Job: Reproduce all of the data exactly.

(Figure contents as structured data)
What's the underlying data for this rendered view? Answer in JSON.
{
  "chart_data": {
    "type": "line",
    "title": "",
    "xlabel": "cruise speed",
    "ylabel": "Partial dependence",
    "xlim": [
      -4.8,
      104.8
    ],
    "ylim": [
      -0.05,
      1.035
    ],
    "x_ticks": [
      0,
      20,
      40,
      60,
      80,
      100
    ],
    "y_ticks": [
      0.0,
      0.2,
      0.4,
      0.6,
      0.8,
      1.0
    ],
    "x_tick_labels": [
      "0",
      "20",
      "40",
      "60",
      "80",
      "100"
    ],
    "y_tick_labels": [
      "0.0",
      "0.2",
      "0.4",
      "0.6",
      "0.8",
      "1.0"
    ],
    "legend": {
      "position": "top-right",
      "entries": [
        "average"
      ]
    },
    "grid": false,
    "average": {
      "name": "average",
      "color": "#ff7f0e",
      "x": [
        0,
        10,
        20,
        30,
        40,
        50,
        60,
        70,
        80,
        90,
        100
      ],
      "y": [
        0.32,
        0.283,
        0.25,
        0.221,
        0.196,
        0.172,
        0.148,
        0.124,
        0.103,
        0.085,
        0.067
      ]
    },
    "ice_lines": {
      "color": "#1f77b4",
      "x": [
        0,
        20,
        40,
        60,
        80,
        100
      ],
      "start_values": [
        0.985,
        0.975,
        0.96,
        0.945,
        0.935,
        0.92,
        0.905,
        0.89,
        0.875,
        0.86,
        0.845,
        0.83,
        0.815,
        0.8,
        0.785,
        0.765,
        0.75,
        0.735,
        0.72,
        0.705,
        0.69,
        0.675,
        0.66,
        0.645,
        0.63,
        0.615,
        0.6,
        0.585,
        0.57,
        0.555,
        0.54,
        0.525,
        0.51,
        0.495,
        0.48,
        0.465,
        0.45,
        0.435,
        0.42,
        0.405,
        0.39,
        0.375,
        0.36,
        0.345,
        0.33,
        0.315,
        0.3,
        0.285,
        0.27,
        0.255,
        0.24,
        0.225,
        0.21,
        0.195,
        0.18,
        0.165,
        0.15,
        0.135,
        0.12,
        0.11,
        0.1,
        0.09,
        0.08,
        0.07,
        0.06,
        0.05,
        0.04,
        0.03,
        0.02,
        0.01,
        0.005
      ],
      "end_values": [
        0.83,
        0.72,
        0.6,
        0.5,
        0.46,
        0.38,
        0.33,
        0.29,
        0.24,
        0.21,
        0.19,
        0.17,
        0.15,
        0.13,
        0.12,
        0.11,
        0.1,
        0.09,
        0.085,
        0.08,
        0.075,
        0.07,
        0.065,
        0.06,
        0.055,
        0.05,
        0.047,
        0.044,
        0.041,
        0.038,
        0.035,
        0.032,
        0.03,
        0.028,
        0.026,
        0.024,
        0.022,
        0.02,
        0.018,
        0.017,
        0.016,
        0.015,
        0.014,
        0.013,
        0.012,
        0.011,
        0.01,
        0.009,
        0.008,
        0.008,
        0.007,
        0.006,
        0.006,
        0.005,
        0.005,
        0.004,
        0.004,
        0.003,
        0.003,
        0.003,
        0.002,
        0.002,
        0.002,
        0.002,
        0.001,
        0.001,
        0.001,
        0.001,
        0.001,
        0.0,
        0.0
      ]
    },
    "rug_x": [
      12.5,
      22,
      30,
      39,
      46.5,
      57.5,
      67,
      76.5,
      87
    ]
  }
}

Exercise solution:
What's the underlying data for this rendered view? Answer in JSON.
{
  "chart_data": {
    "type": "line",
    "title": "",
    "xlabel": "cruise speed",
    "ylabel": "Partial dependence",
    "xlim": [
      -4.8,
      104.8
    ],
    "ylim": [
      -0.05,
      1.035
    ],
    "x_ticks": [
      0,
      20,
      40,
      60,
      80,
      100
    ],
    "y_ticks": [
      0.0,
      0.2,
      0.4,
      0.6,
      0.8,
      1.0
    ],
    "x_tick_labels": [
      "0",
      "20",
      "40",
      "60",
      "80",
      "100"
    ],
    "y_tick_labels": [
      "0.0",
      "0.2",
      "0.4",
      "0.6",
      "0.8",
      "1.0"
    ],
    "legend": {
      "position": "top-right",
      "entries": [
        "average"
      ]
    },
    "grid": false,
    "average": {
      "name": "average",
      "color": "#ff7f0e",
      "x": [
        0,
        10,
        20,
        30,
        40,
        50,
        60,
        70,
        80,
        90,
        100
      ],
      "y": [
        0.32,
        0.283,
        0.25,
        0.221,
        0.196,
        0.172,
        0.148,
        0.124,
        0.103,
        0.085,
        0.067
      ]
    },
    "ice_lines": {
      "color": "#1f77b4",
      "x": [
        0,
        20,
        40,
        60,
        80,
        100
      ],
      "start_values": [
        0.985,
        0.975,
        0.96,
        0.945,
        0.935,
        0.92,
        0.905,
        0.89,
        0.875,
        0.86,
        0.845,
        0.83,
        0.815,
        0.8,
        0.785,
        0.765,
        0.75,
        0.735,
        0.72,
        0.705,
        0.69,
        0.675,
        0.66,
        0.645,
        0.63,
        0.615,
        0.6,
        0.585,
        0.57,
        0.555,
        0.54,
        0.525,
        0.51,
        0.495,
        0.48,
        0.465,
        0.45,
        0.435,
        0.42,
        0.405,
        0.39,
        0.375,
        0.36,
        0.345,
        0.33,
        0.315,
        0.3,
        0.285,
        0.27,
        0.255,
        0.24,
        0.225,
        0.21,
        0.195,
        0.18,
        0.165,
        0.15,
        0.135,
        0.12,
        0.11,
        0.1,
        0.09,
        0.08,
        0.07,
        0.06,
        0.05,
        0.04,
        0.03,
        0.02,
        0.01,
        0.005
      ],
      "end_values": [
        0.83,
        0.72,
        0.6,
        0.5,
        0.46,
        0.38,
        0.33,
        0.29,
        0.24,
        0.21,
        0.19,
        0.17,
        0.15,
        0.13,
        0.12,
        0.11,
        0.1,
        0.09,
        0.085,
        0.08,
        0.075,
        0.07,
        0.065,
        0.06,
        0.055,
        0.05,
        0.047,
        0.044,
        0.041,
        0.038,
        0.035,
        0.032,
        0.03,
        0.028,
        0.026,
        0.024,
        0.022,
        0.02,
        0.018,
        0.017,
        0.016,
        0.015,
        0.014,
        0.013,
        0.012,
        0.011,
        0.01,
        0.009,
        0.008,
        0.008,
        0.007,
        0.006,
        0.006,
        0.005,
        0.005,
        0.004,
        0.004,
        0.003,
        0.003,
        0.003,
        0.002,
        0.002,
        0.002,
        0.002,
        0.001,
        0.001,
        0.001,
        0.001,
        0.001,
        0.0,
        0.0
      ]
    },
    "rug_x": [
      12.5,
      22,
      30,
      39,
      46.5,
      57.5,
      67,
      76.5,
      87
    ]
  }
}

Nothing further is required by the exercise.